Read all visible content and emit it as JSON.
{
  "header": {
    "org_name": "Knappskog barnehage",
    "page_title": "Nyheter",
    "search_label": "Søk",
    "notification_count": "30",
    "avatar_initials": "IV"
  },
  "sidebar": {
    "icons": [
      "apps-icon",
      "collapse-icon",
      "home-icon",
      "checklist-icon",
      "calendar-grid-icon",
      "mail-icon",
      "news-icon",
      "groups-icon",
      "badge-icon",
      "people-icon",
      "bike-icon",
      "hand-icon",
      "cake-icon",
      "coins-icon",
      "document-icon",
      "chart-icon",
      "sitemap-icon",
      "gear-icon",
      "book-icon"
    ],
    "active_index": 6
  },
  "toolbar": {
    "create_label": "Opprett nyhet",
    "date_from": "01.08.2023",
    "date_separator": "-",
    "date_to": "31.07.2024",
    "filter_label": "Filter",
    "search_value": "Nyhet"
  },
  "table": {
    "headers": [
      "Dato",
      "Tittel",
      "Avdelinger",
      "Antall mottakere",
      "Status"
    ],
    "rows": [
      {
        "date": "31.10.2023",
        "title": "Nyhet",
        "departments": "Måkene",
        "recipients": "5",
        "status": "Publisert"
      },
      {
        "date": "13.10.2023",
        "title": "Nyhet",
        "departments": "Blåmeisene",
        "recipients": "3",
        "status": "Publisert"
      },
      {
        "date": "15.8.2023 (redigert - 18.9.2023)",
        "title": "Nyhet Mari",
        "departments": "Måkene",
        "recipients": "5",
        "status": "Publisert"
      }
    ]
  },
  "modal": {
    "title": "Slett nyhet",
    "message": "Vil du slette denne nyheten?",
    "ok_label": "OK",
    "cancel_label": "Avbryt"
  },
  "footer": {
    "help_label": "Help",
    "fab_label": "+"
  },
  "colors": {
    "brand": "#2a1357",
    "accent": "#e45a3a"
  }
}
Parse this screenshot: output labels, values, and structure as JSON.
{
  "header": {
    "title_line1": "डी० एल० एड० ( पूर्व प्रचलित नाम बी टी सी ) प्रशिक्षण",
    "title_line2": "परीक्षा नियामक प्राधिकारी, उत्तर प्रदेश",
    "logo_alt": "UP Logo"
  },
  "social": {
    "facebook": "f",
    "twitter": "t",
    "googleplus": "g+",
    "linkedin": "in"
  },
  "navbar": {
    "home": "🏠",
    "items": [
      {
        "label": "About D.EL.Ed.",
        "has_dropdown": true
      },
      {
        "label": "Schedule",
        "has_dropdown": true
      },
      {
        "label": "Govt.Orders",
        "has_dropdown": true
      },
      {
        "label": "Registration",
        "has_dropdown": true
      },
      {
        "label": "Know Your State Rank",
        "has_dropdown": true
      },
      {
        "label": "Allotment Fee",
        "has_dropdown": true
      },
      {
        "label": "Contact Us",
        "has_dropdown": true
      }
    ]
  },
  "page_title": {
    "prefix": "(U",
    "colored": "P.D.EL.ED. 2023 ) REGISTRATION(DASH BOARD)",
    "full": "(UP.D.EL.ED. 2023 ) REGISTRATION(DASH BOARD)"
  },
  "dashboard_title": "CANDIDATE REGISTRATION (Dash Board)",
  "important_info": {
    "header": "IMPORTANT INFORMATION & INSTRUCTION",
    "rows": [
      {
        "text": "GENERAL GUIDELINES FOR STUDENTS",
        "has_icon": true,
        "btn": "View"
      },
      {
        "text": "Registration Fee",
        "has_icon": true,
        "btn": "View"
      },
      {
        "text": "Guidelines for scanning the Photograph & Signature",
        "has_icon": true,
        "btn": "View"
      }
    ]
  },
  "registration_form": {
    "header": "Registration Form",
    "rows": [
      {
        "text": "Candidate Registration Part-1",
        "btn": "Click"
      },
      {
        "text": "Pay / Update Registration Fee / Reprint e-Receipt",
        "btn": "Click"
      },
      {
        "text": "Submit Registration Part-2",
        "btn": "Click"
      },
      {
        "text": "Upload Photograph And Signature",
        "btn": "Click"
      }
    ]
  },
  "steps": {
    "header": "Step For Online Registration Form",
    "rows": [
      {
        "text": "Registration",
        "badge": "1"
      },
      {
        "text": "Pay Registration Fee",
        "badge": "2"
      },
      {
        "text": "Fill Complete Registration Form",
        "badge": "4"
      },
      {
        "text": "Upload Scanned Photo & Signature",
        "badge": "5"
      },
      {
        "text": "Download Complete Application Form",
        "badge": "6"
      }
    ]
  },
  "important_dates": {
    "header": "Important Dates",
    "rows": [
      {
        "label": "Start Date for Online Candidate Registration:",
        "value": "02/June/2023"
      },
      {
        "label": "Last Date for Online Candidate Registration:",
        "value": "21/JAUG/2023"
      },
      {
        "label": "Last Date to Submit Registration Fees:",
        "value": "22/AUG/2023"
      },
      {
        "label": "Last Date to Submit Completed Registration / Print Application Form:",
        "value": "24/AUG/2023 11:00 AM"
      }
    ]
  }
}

* * * * * * * * *

▶ **SET PROBLEM**: Show each line in the entries that holds the string "Application".

▶ **PROBLEM SOLUTION**:
        "text": "Download Complete Application Form",
        "label": "Last Date to Submit Completed Registration / Print Application Form:",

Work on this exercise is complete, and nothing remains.